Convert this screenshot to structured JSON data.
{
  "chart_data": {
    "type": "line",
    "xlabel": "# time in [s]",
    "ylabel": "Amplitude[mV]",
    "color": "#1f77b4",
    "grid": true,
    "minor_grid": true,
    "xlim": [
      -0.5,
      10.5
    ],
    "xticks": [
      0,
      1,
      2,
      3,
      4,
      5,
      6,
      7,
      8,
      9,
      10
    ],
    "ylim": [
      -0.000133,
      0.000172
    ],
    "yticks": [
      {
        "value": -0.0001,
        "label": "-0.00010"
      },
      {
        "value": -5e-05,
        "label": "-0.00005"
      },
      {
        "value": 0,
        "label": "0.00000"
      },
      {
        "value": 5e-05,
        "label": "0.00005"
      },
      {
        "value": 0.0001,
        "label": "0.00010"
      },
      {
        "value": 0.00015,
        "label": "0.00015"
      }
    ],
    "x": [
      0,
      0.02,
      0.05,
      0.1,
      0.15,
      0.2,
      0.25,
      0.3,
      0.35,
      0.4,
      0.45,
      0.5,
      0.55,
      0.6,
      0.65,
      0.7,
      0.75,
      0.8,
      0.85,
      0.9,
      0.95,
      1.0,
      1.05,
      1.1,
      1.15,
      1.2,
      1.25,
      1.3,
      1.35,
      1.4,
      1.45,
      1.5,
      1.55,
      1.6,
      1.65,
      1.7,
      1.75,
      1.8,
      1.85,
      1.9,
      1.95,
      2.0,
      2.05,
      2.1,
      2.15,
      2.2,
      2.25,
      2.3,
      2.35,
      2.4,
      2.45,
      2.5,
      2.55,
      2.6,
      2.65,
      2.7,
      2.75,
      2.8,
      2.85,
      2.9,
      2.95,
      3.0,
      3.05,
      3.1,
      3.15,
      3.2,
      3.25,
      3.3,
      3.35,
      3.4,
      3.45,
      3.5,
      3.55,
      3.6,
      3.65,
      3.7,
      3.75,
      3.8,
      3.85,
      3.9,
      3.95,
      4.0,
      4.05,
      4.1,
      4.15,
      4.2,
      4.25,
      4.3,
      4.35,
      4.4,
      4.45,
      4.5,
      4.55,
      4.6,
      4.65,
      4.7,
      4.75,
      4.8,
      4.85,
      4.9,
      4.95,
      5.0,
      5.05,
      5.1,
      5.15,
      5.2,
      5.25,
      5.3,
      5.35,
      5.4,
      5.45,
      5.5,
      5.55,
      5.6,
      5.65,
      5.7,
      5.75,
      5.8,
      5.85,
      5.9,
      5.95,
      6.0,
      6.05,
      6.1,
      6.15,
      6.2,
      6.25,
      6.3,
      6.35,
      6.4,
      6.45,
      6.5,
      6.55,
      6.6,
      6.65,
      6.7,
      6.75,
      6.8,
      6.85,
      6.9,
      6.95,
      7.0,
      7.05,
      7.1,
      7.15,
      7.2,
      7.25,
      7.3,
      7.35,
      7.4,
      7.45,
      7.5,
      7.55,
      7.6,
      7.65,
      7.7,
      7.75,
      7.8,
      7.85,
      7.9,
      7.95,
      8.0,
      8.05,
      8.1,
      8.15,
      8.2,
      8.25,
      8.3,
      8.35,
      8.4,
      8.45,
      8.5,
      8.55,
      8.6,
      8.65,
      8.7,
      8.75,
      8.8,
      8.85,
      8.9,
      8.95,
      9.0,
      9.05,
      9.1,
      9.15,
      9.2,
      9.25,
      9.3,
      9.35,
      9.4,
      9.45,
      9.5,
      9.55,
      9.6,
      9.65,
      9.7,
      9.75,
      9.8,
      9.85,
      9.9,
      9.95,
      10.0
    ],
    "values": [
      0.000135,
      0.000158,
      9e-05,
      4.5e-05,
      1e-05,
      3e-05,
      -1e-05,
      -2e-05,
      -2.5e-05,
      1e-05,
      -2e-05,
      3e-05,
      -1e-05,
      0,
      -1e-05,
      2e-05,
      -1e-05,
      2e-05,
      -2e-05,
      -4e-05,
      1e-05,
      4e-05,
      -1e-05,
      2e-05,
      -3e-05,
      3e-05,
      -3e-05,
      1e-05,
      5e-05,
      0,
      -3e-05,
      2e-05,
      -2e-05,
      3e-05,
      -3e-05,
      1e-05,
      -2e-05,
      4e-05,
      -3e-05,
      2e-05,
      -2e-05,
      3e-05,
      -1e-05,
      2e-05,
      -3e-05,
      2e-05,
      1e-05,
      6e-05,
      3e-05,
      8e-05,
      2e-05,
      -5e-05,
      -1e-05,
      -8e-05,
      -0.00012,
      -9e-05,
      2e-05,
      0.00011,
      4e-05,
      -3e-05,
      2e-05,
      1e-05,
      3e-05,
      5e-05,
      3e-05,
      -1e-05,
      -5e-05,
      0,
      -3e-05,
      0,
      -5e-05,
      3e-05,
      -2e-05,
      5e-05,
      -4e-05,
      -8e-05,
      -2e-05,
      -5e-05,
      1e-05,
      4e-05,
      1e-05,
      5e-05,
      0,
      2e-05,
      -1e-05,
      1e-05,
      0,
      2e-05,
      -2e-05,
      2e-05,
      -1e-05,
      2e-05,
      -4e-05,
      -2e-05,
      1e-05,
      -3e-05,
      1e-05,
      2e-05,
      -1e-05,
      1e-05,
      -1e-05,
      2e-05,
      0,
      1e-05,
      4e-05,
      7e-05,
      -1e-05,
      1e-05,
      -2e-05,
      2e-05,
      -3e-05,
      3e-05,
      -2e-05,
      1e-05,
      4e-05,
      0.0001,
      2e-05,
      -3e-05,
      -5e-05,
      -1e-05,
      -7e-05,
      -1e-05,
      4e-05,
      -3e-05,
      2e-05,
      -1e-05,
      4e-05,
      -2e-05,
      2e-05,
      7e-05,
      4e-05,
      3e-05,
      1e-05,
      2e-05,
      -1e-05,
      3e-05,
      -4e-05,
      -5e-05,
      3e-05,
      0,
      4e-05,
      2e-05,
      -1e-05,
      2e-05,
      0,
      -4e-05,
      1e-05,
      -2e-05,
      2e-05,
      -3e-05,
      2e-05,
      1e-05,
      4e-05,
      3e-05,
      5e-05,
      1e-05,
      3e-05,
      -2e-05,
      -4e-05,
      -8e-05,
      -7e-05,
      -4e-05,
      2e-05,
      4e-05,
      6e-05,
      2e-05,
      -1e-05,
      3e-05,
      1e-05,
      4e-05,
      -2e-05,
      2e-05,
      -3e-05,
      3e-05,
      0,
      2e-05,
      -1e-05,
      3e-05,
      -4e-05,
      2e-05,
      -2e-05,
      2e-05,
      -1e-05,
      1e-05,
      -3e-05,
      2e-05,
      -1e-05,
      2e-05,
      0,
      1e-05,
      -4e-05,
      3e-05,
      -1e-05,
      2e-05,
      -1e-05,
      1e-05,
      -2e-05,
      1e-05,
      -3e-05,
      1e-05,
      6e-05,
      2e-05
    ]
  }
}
++++++++
What the task requires >> Reproduce each record exactly as it appears.

Solved exercise >>
Convert this screenshot to structured JSON data.
{
  "chart_data": {
    "type": "line",
    "xlabel": "# time in [s]",
    "ylabel": "Amplitude[mV]",
    "color": "#1f77b4",
    "grid": true,
    "minor_grid": true,
    "xlim": [
      -0.5,
      10.5
    ],
    "xticks": [
      0,
      1,
      2,
      3,
      4,
      5,
      6,
      7,
      8,
      9,
      10
    ],
    "ylim": [
      -0.000133,
      0.000172
    ],
    "yticks": [
      {
        "value": -0.0001,
        "label": "-0.00010"
      },
      {
        "value": -5e-05,
        "label": "-0.00005"
      },
      {
        "value": 0,
        "label": "0.00000"
      },
      {
        "value": 5e-05,
        "label": "0.00005"
      },
      {
        "value": 0.0001,
        "label": "0.00010"
      },
      {
        "value": 0.00015,
        "label": "0.00015"
      }
    ],
    "x": [
      0,
      0.02,
      0.05,
      0.1,
      0.15,
      0.2,
      0.25,
      0.3,
      0.35,
      0.4,
      0.45,
      0.5,
      0.55,
      0.6,
      0.65,
      0.7,
      0.75,
      0.8,
      0.85,
      0.9,
      0.95,
      1.0,
      1.05,
      1.1,
      1.15,
      1.2,
      1.25,
      1.3,
      1.35,
      1.4,
      1.45,
      1.5,
      1.55,
      1.6,
      1.65,
      1.7,
      1.75,
      1.8,
      1.85,
      1.9,
      1.95,
      2.0,
      2.05,
      2.1,
      2.15,
      2.2,
      2.25,
      2.3,
      2.35,
      2.4,
      2.45,
      2.5,
      2.55,
      2.6,
      2.65,
      2.7,
      2.75,
      2.8,
      2.85,
      2.9,
      2.95,
      3.0,
      3.05,
      3.1,
      3.15,
      3.2,
      3.25,
      3.3,
      3.35,
      3.4,
      3.45,
      3.5,
      3.55,
      3.6,
      3.65,
      3.7,
      3.75,
      3.8,
      3.85,
      3.9,
      3.95,
      4.0,
      4.05,
      4.1,
      4.15,
      4.2,
      4.25,
      4.3,
      4.35,
      4.4,
      4.45,
      4.5,
      4.55,
      4.6,
      4.65,
      4.7,
      4.75,
      4.8,
      4.85,
      4.9,
      4.95,
      5.0,
      5.05,
      5.1,
      5.15,
      5.2,
      5.25,
      5.3,
      5.35,
      5.4,
      5.45,
      5.5,
      5.55,
      5.6,
      5.65,
      5.7,
      5.75,
      5.8,
      5.85,
      5.9,
      5.95,
      6.0,
      6.05,
      6.1,
      6.15,
      6.2,
      6.25,
      6.3,
      6.35,
      6.4,
      6.45,
      6.5,
      6.55,
      6.6,
      6.65,
      6.7,
      6.75,
      6.8,
      6.85,
      6.9,
      6.95,
      7.0,
      7.05,
      7.1,
      7.15,
      7.2,
      7.25,
      7.3,
      7.35,
      7.4,
      7.45,
      7.5,
      7.55,
      7.6,
      7.65,
      7.7,
      7.75,
      7.8,
      7.85,
      7.9,
      7.95,
      8.0,
      8.05,
      8.1,
      8.15,
      8.2,
      8.25,
      8.3,
      8.35,
      8.4,
      8.45,
      8.5,
      8.55,
      8.6,
      8.65,
      8.7,
      8.75,
      8.8,
      8.85,
      8.9,
      8.95,
      9.0,
      9.05,
      9.1,
      9.15,
      9.2,
      9.25,
      9.3,
      9.35,
      9.4,
      9.45,
      9.5,
      9.55,
      9.6,
      9.65,
      9.7,
      9.75,
      9.8,
      9.85,
      9.9,
      9.95,
      10.0
    ],
    "values": [
      0.000135,
      0.000158,
      9e-05,
      4.5e-05,
      1e-05,
      3e-05,
      -1e-05,
      -2e-05,
      -2.5e-05,
      1e-05,
      -2e-05,
      3e-05,
      -1e-05,
      0,
      -1e-05,
      2e-05,
      -1e-05,
      2e-05,
      -2e-05,
      -4e-05,
      1e-05,
      4e-05,
      -1e-05,
      2e-05,
      -3e-05,
      3e-05,
      -3e-05,
      1e-05,
      5e-05,
      0,
      -3e-05,
      2e-05,
      -2e-05,
      3e-05,
      -3e-05,
      1e-05,
      -2e-05,
      4e-05,
      -3e-05,
      2e-05,
      -2e-05,
      3e-05,
      -1e-05,
      2e-05,
      -3e-05,
      2e-05,
      1e-05,
      6e-05,
      3e-05,
      8e-05,
      2e-05,
      -5e-05,
      -1e-05,
      -8e-05,
      -0.00012,
      -9e-05,
      2e-05,
      0.00011,
      4e-05,
      -3e-05,
      2e-05,
      1e-05,
      3e-05,
      5e-05,
      3e-05,
      -1e-05,
      -5e-05,
      0,
      -3e-05,
      0,
      -5e-05,
      3e-05,
      -2e-05,
      5e-05,
      -4e-05,
      -8e-05,
      -2e-05,
      -5e-05,
      1e-05,
      4e-05,
      1e-05,
      5e-05,
      0,
      2e-05,
      -1e-05,
      1e-05,
      0,
      2e-05,
      -2e-05,
      2e-05,
      -1e-05,
      2e-05,
      -4e-05,
      -2e-05,
      1e-05,
      -3e-05,
      1e-05,
      2e-05,
      -1e-05,
      1e-05,
      -1e-05,
      2e-05,
      0,
      1e-05,
      4e-05,
      7e-05,
      -1e-05,
      1e-05,
      -2e-05,
      2e-05,
      -3e-05,
      3e-05,
      -2e-05,
      1e-05,
      4e-05,
      0.0001,
      2e-05,
      -3e-05,
      -5e-05,
      -1e-05,
      -7e-05,
      -1e-05,
      4e-05,
      -3e-05,
      2e-05,
      -1e-05,
      4e-05,
      -2e-05,
      2e-05,
      7e-05,
      4e-05,
      3e-05,
      1e-05,
      2e-05,
      -1e-05,
      3e-05,
      -4e-05,
      -5e-05,
      3e-05,
      0,
      4e-05,
      2e-05,
      -1e-05,
      2e-05,
      0,
      -4e-05,
      1e-05,
      -2e-05,
      2e-05,
      -3e-05,
      2e-05,
      1e-05,
      4e-05,
      3e-05,
      5e-05,
      1e-05,
      3e-05,
      -2e-05,
      -4e-05,
      -8e-05,
      -7e-05,
      -4e-05,
      2e-05,
      4e-05,
      6e-05,
      2e-05,
      -1e-05,
      3e-05,
      1e-05,
      4e-05,
      -2e-05,
      2e-05,
      -3e-05,
      3e-05,
      0,
      2e-05,
      -1e-05,
      3e-05,
      -4e-05,
      2e-05,
      -2e-05,
      2e-05,
      -1e-05,
      1e-05,
      -3e-05,
      2e-05,
      -1e-05,
      2e-05,
      0,
      1e-05,
      -4e-05,
      3e-05,
      -1e-05,
      2e-05,
      -1e-05,
      1e-05,
      -2e-05,
      1e-05,
      -3e-05,
      1e-05,
      6e-05,
      2e-05
    ]
  }
}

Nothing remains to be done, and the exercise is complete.